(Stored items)
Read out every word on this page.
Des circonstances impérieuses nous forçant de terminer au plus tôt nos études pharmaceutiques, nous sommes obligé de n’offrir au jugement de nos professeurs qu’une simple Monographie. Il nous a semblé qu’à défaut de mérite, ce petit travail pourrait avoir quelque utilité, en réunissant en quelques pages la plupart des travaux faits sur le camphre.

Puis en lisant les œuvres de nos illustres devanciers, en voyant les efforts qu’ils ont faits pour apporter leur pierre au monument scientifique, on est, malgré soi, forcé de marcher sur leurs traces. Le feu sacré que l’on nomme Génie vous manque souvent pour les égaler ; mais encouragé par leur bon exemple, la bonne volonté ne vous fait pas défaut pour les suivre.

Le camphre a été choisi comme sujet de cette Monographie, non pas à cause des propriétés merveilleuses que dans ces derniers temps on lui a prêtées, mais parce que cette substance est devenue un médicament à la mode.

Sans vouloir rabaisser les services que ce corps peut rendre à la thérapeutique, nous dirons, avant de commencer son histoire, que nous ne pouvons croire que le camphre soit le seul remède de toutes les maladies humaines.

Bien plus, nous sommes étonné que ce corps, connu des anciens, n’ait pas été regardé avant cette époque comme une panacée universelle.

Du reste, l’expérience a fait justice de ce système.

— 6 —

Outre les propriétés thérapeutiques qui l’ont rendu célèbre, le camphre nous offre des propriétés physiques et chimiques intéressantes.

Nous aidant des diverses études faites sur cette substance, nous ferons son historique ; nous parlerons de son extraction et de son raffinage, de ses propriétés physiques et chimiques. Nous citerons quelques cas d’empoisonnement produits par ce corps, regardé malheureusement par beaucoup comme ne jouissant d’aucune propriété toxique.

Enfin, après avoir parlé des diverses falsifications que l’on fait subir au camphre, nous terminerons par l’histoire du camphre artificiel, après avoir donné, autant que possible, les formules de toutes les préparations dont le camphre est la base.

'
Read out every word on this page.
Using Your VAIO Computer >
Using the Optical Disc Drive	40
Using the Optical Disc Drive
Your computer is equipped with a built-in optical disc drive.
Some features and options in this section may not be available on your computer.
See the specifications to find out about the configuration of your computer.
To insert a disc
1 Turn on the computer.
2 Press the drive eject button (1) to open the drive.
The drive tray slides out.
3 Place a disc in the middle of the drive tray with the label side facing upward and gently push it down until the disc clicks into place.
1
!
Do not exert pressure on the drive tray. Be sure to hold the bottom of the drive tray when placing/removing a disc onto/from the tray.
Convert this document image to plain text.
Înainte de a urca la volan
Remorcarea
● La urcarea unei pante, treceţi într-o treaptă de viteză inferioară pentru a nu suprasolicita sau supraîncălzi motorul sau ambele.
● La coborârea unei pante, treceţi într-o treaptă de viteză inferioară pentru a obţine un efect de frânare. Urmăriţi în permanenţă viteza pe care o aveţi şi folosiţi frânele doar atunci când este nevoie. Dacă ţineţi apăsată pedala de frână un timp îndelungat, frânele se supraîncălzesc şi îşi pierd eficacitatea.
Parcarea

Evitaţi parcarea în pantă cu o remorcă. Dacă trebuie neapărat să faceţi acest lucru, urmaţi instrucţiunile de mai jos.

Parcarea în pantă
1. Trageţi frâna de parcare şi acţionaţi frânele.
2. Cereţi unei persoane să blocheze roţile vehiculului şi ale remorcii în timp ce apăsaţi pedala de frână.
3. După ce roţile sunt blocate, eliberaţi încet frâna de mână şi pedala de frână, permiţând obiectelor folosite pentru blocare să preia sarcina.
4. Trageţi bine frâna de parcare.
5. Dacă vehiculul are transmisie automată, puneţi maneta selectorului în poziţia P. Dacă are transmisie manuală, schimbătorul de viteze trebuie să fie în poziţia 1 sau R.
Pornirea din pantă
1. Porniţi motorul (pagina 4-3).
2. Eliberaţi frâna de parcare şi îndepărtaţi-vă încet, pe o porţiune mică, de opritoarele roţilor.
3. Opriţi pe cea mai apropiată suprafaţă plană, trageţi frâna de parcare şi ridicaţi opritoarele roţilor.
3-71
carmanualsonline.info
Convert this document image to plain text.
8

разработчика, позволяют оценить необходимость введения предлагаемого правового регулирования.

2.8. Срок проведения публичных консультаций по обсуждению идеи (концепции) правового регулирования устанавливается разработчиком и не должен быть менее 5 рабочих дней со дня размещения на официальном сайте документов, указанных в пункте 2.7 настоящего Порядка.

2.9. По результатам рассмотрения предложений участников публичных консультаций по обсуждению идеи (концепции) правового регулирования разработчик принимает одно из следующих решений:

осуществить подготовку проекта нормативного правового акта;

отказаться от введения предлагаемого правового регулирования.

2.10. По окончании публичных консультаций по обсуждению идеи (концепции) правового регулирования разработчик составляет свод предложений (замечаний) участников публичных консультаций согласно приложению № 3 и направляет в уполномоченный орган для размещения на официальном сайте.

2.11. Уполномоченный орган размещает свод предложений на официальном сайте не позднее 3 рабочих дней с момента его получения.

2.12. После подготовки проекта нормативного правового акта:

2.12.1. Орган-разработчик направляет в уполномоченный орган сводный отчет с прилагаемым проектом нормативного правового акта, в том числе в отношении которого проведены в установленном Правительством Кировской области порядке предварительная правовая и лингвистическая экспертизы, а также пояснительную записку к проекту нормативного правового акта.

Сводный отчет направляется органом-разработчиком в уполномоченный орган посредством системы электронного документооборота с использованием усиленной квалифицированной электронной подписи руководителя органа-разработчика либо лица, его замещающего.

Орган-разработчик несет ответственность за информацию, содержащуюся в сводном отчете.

■ What the task asks
Go through the preceding material and copy each line that has the word "roţile".

■ Task response
2. Cereţi unei persoane să blocheze roţile vehiculului şi ale remorcii în timp ce apăsaţi pedala de frână.
3. După ce roţile sunt blocate, eliberaţi încet frâna de mână şi pedala de frână, permiţând obiectelor folosite pentru blocare să preia sarcina.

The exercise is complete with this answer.